→ STORED ROWS
=======
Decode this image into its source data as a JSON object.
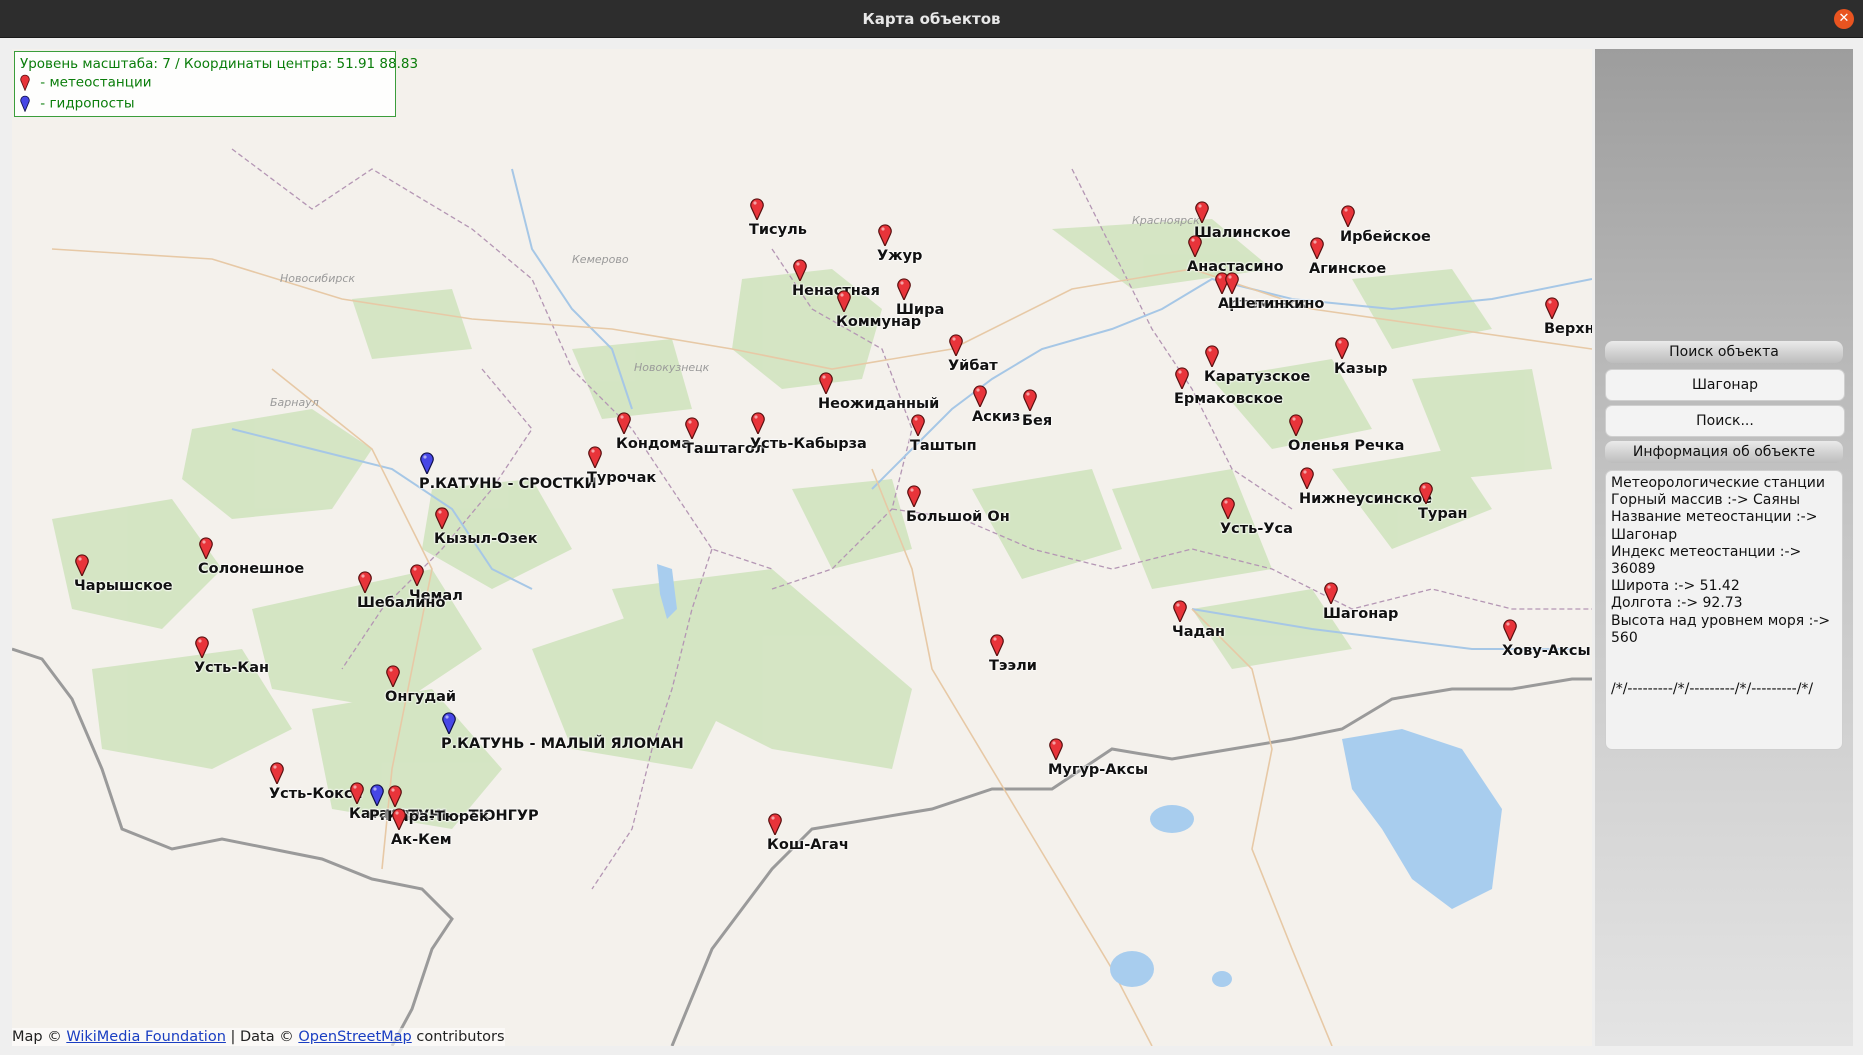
{
  "window": {
    "title": "Карта объектов"
  },
  "legend": {
    "scale_text": "Уровень масштаба: 7 / Координаты центра: 51.91  88.83",
    "items": [
      {
        "color": "#e8343a",
        "label": " - метеостанции"
      },
      {
        "color": "#4747e6",
        "label": " - гидропосты"
      }
    ]
  },
  "map_labels": [
    "Новосибирск",
    "Кемерово",
    "Новокузнецк",
    "Барнаул",
    "Красноярск"
  ],
  "markers": [
    {
      "name": "Тисуль",
      "type": "meteo"
    },
    {
      "name": "Ужур",
      "type": "meteo"
    },
    {
      "name": "Ненастная",
      "type": "meteo"
    },
    {
      "name": "Шира",
      "type": "meteo"
    },
    {
      "name": "Коммунар",
      "type": "meteo"
    },
    {
      "name": "Шалинское",
      "type": "meteo"
    },
    {
      "name": "Ирбейское",
      "type": "meteo"
    },
    {
      "name": "Анастасино",
      "type": "meteo"
    },
    {
      "name": "Агинское",
      "type": "meteo"
    },
    {
      "name": "Артемовск",
      "type": "meteo"
    },
    {
      "name": "Шетинкино",
      "type": "meteo"
    },
    {
      "name": "Верхн",
      "type": "meteo"
    },
    {
      "name": "Уйбат",
      "type": "meteo"
    },
    {
      "name": "Каратузское",
      "type": "meteo"
    },
    {
      "name": "Казыр",
      "type": "meteo"
    },
    {
      "name": "Ермаковское",
      "type": "meteo"
    },
    {
      "name": "Неожиданный",
      "type": "meteo"
    },
    {
      "name": "Аскиз",
      "type": "meteo"
    },
    {
      "name": "Бея",
      "type": "meteo"
    },
    {
      "name": "Кондома",
      "type": "meteo"
    },
    {
      "name": "Таштагол",
      "type": "meteo"
    },
    {
      "name": "Усть-Кабырза",
      "type": "meteo"
    },
    {
      "name": "Таштып",
      "type": "meteo"
    },
    {
      "name": "Оленья Речка",
      "type": "meteo"
    },
    {
      "name": "Р.КАТУНЬ - СРОСТКИ",
      "type": "hydro"
    },
    {
      "name": "Турочак",
      "type": "meteo"
    },
    {
      "name": "Нижнеусинское",
      "type": "meteo"
    },
    {
      "name": "Туран",
      "type": "meteo"
    },
    {
      "name": "Большой Он",
      "type": "meteo"
    },
    {
      "name": "Усть-Уса",
      "type": "meteo"
    },
    {
      "name": "Кызыл-Озек",
      "type": "meteo"
    },
    {
      "name": "Солонешное",
      "type": "meteo"
    },
    {
      "name": "Чарышское",
      "type": "meteo"
    },
    {
      "name": "Чемал",
      "type": "meteo"
    },
    {
      "name": "Шебалино",
      "type": "meteo"
    },
    {
      "name": "Шагонар",
      "type": "meteo"
    },
    {
      "name": "Чадан",
      "type": "meteo"
    },
    {
      "name": "Хову-Аксы",
      "type": "meteo"
    },
    {
      "name": "Тээли",
      "type": "meteo"
    },
    {
      "name": "Усть-Кан",
      "type": "meteo"
    },
    {
      "name": "Онгудай",
      "type": "meteo"
    },
    {
      "name": "Р.КАТУНЬ - МАЛЫЙ ЯЛОМАН",
      "type": "hydro"
    },
    {
      "name": "Мугур-Аксы",
      "type": "meteo"
    },
    {
      "name": "Усть-Кокса",
      "type": "meteo"
    },
    {
      "name": "Катанда",
      "type": "meteo"
    },
    {
      "name": "Р.КАТУНЬ - ТЮНГУР",
      "type": "hydro"
    },
    {
      "name": "Кара-Тюрек",
      "type": "meteo"
    },
    {
      "name": "Ак-Кем",
      "type": "meteo"
    },
    {
      "name": "Кош-Агач",
      "type": "meteo"
    }
  ],
  "attribution": {
    "prefix": "Map © ",
    "link1": "WikiMedia Foundation",
    "middle": " | Data © ",
    "link2": "OpenStreetMap",
    "suffix": " contributors"
  },
  "panel": {
    "search_title": "Поиск объекта",
    "search_value": "Шагонар",
    "search_button": "Поиск...",
    "info_title": "Информация об объекте",
    "info_lines": [
      "Метеорологические станции",
      "Горный массив :-> Саяны",
      "Название метеостанции :->",
      "Шагонар",
      "Индекс метеостанции :-> 36089",
      "Широта :-> 51.42",
      "Долгота :-> 92.73",
      "Высота над уровнем моря :->",
      "560",
      "",
      "",
      "/*/---------/*/---------/*/---------/*/"
    ]
  }
}
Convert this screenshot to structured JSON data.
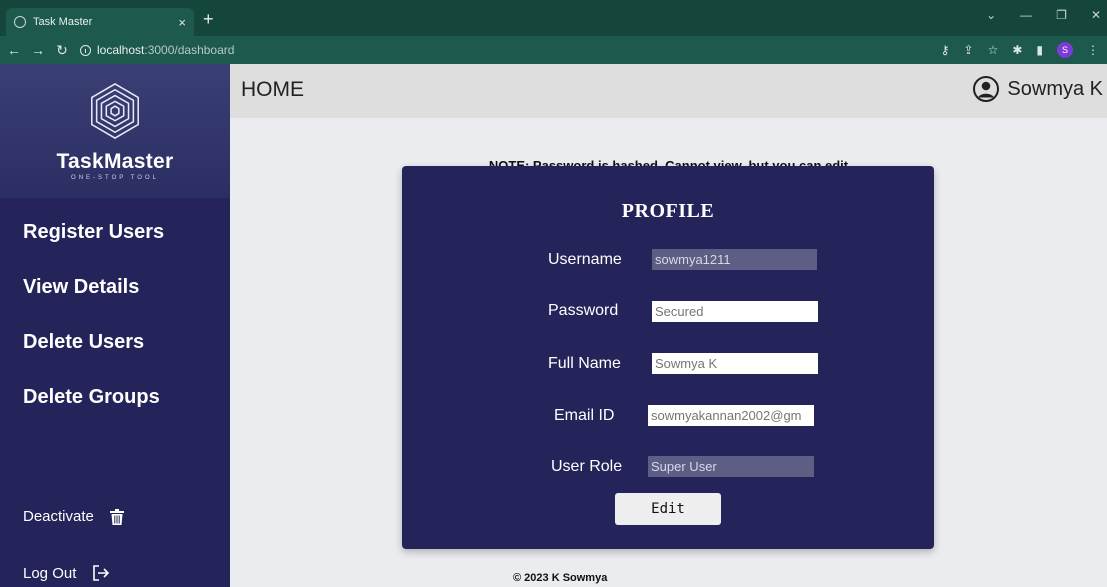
{
  "browser": {
    "tab_title": "Task Master",
    "tab_close": "×",
    "new_tab": "+",
    "url_host": "localhost",
    "url_rest": ":3000/dashboard",
    "profile_initial": "S"
  },
  "sidebar": {
    "brand_name": "TaskMaster",
    "brand_tagline": "ONE-STOP TOOL",
    "menu": [
      {
        "label": "Register Users"
      },
      {
        "label": "View Details"
      },
      {
        "label": "Delete Users"
      },
      {
        "label": "Delete Groups"
      }
    ],
    "deactivate_label": "Deactivate",
    "logout_label": "Log Out"
  },
  "header": {
    "title": "HOME",
    "user_name": "Sowmya K"
  },
  "note": "NOTE: Password is hashed. Cannot view, but you can edit",
  "profile": {
    "title": "PROFILE",
    "username_label": "Username",
    "username_value": "sowmya1211",
    "password_label": "Password",
    "password_placeholder": "Secured",
    "fullname_label": "Full Name",
    "fullname_value": "Sowmya K",
    "email_label": "Email ID",
    "email_value": "sowmyakannan2002@gm",
    "role_label": "User Role",
    "role_value": "Super User",
    "edit_label": "Edit"
  },
  "footer": "© 2023 K Sowmya"
}
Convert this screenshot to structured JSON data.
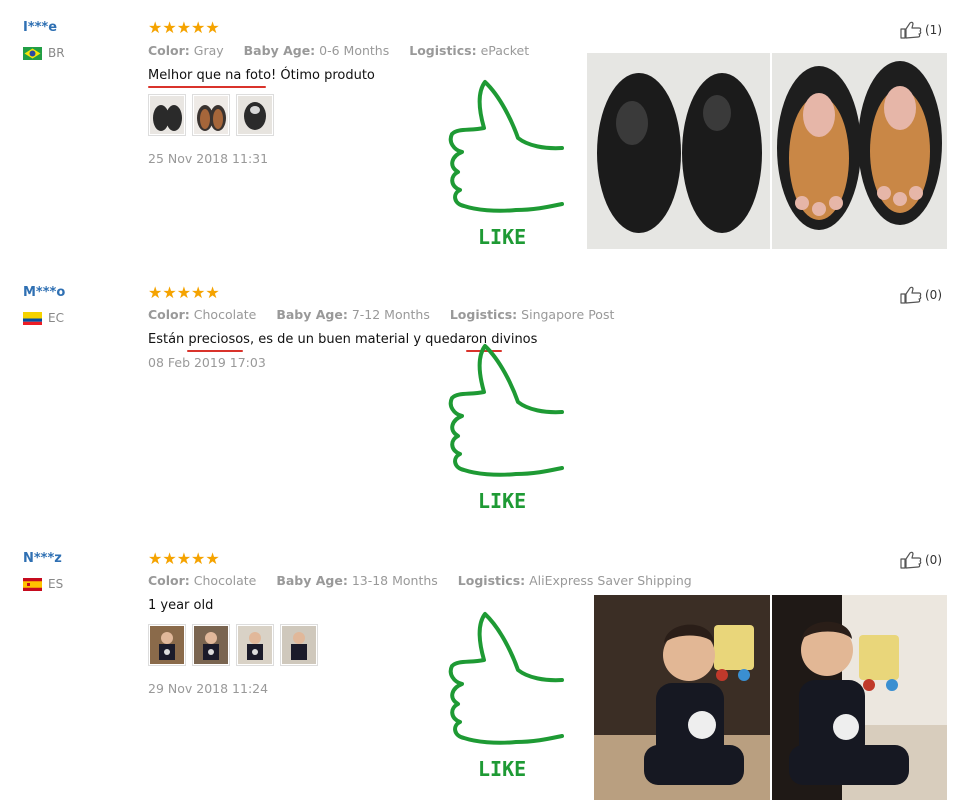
{
  "reviews": [
    {
      "user": "I***e",
      "country": "BR",
      "stars": "★★★★★",
      "attrs": [
        {
          "label": "Color:",
          "value": "Gray"
        },
        {
          "label": "Baby Age:",
          "value": "0-6 Months"
        },
        {
          "label": "Logistics:",
          "value": "ePacket"
        }
      ],
      "text": "Melhor que na foto! Ótimo produto",
      "date": "25 Nov 2018 11:31",
      "helpful_count": "(1)",
      "like_label": "LIKE"
    },
    {
      "user": "M***o",
      "country": "EC",
      "stars": "★★★★★",
      "attrs": [
        {
          "label": "Color:",
          "value": "Chocolate"
        },
        {
          "label": "Baby Age:",
          "value": "7-12 Months"
        },
        {
          "label": "Logistics:",
          "value": "Singapore Post"
        }
      ],
      "text": "Están preciosos, es de un buen material y quedaron divinos",
      "date": "08 Feb 2019 17:03",
      "helpful_count": "(0)",
      "like_label": "LIKE"
    },
    {
      "user": "N***z",
      "country": "ES",
      "stars": "★★★★★",
      "attrs": [
        {
          "label": "Color:",
          "value": "Chocolate"
        },
        {
          "label": "Baby Age:",
          "value": "13-18 Months"
        },
        {
          "label": "Logistics:",
          "value": "AliExpress Saver Shipping"
        }
      ],
      "text": "1 year old",
      "date": "29 Nov 2018 11:24",
      "helpful_count": "(0)",
      "like_label": "LIKE"
    }
  ],
  "colors": {
    "username": "#2f70b3",
    "star": "#f5a300",
    "like_green": "#1e9a34",
    "underline_red": "#d9332b"
  },
  "icons": {
    "helpful": "thumbs-up-outline-icon",
    "like": "hand-drawn-thumbs-up-icon"
  }
}
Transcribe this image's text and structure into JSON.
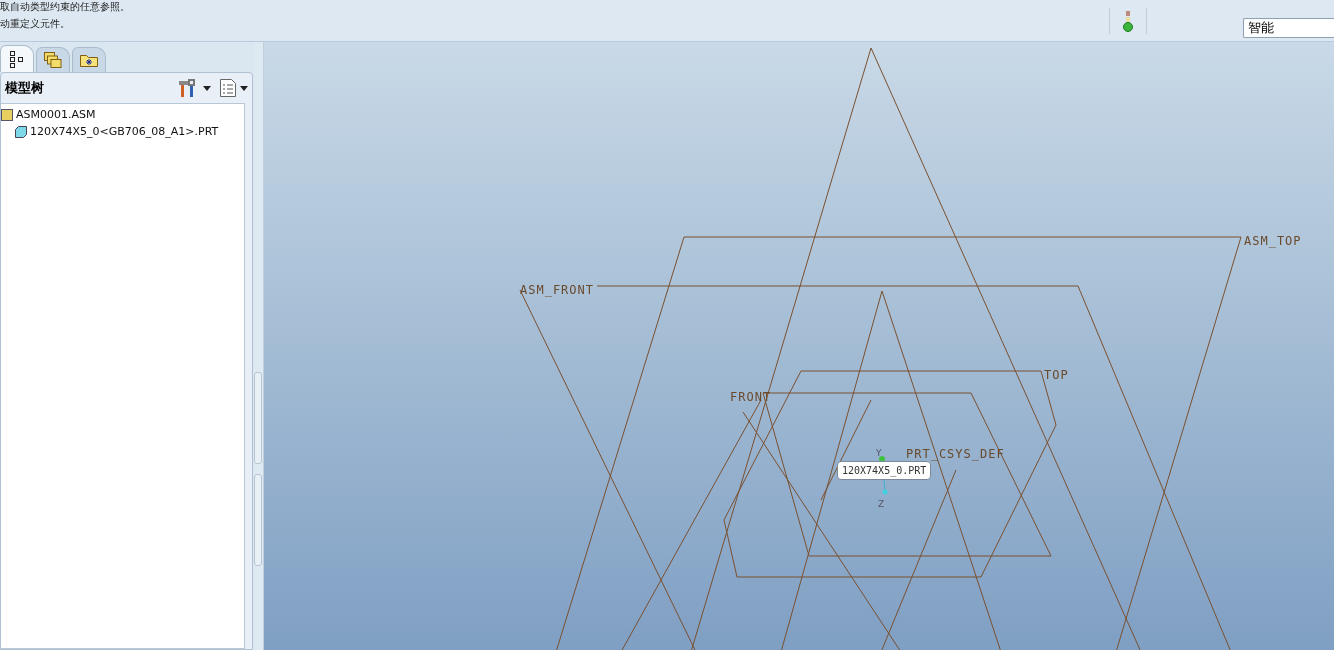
{
  "message_lines": [
    "取自动类型约束的任意参照。",
    "动重定义元件。"
  ],
  "filter": {
    "value": "智能"
  },
  "navigator_tabs": [
    {
      "kind": "tree",
      "selected": true
    },
    {
      "kind": "layers",
      "selected": false
    },
    {
      "kind": "favorites",
      "selected": false
    }
  ],
  "model_tree": {
    "title": "模型树",
    "items": [
      {
        "label": "ASM0001.ASM",
        "kind": "assembly",
        "children": [
          {
            "label": "120X74X5_0<GB706_08_A1>.PRT",
            "kind": "part"
          }
        ]
      }
    ]
  },
  "viewport": {
    "datum_labels": [
      "ASM_TOP",
      "ASM_FRONT",
      "TOP",
      "FRONT",
      "PRT_CSYS_DEF"
    ],
    "axis_labels": [
      "Y",
      "Z"
    ],
    "tooltip": "120X74X5_0.PRT"
  }
}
=======
→ DIRECTIONS
Each line that contains the string "Users" counts once; report how many such lines the entries have, giving only the number.

→ WORKED ANSWER
2